Find and copy every line in the records that includes the string "ylabel".

§ Listed entries
————————

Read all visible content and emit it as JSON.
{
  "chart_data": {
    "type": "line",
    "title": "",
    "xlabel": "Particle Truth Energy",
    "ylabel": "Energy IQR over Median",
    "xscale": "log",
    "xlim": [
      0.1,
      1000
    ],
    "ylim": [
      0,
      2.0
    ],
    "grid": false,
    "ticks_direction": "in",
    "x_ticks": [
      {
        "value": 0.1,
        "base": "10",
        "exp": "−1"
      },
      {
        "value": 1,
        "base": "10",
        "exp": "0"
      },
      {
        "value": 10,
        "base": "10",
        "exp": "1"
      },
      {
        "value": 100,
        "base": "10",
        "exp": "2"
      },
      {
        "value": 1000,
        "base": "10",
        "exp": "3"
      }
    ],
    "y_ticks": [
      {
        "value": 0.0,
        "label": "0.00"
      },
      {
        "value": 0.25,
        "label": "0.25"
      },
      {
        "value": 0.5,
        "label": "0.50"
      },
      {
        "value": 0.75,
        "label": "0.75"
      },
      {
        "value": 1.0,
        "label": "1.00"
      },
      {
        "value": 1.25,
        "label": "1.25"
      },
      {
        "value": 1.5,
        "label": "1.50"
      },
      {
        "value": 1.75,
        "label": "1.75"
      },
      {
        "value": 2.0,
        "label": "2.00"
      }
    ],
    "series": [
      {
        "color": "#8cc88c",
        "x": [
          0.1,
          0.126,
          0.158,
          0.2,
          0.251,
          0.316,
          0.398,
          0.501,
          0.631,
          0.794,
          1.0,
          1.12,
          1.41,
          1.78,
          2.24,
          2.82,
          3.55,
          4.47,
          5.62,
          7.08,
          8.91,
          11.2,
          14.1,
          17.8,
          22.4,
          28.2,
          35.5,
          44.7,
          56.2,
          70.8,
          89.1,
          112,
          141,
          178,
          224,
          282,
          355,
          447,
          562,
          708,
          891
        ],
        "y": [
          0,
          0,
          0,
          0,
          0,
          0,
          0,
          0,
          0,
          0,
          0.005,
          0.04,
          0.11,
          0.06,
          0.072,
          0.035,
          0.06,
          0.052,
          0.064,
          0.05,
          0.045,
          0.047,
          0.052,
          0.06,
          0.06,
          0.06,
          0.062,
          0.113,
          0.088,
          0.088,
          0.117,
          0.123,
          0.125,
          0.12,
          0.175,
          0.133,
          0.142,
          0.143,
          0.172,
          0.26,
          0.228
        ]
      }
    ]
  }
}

————————

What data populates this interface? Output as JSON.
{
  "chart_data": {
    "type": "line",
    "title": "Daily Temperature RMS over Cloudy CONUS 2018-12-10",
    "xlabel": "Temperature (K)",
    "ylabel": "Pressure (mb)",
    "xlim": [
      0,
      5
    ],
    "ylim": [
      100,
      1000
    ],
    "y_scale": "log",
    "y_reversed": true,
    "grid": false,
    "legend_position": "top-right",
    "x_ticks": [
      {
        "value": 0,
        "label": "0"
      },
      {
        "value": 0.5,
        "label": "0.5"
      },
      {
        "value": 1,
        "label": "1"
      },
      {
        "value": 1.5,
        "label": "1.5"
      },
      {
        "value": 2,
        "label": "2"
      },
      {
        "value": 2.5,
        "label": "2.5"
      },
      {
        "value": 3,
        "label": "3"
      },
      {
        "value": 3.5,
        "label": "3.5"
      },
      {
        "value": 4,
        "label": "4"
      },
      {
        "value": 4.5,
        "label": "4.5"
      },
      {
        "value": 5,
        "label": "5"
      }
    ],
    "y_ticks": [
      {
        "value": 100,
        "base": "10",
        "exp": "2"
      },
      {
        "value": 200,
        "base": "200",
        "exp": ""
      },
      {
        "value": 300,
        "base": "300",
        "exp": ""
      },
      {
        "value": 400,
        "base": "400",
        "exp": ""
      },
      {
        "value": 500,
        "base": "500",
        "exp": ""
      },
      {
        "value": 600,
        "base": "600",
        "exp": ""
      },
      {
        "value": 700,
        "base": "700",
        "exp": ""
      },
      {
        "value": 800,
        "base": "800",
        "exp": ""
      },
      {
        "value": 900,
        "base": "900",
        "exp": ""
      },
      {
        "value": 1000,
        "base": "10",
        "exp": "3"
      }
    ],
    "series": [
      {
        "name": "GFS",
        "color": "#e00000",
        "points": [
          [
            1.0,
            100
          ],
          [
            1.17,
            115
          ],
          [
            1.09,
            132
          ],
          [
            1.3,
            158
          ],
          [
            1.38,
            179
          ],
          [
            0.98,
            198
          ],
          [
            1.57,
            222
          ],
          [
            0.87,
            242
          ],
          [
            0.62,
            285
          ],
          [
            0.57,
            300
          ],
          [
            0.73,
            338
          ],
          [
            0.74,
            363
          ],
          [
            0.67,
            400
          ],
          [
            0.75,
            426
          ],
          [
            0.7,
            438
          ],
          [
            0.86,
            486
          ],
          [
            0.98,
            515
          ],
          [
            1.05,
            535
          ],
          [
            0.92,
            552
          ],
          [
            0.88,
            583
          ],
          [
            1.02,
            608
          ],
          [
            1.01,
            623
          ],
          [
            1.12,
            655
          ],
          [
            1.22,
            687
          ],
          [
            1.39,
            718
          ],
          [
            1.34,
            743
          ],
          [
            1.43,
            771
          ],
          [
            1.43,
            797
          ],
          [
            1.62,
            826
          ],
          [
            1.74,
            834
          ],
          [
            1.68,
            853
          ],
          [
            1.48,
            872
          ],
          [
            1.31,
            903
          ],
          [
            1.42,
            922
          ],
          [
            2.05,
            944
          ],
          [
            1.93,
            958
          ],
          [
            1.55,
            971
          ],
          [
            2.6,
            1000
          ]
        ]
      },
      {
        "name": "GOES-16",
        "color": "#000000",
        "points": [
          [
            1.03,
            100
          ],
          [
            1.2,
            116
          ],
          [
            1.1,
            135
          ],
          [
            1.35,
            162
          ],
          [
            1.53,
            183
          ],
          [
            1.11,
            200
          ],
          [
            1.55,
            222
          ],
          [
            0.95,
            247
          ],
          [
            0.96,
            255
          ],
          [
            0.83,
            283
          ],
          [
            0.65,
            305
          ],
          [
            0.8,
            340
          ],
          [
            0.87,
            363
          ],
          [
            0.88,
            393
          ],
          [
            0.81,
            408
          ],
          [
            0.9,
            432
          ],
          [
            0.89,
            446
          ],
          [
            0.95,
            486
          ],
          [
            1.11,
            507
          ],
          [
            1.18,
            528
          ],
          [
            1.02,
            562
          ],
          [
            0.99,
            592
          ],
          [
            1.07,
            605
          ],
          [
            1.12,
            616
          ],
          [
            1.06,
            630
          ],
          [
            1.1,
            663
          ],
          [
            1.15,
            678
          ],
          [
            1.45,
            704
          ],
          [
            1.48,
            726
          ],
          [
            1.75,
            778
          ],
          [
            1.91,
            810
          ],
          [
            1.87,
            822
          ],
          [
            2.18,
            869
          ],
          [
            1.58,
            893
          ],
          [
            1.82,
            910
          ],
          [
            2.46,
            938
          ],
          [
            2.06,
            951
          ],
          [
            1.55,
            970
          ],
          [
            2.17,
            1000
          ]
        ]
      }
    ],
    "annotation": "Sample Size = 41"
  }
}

————————

§ Result
    "ylabel": "Energy IQR over Median",
    "ylabel": "Pressure (mb)",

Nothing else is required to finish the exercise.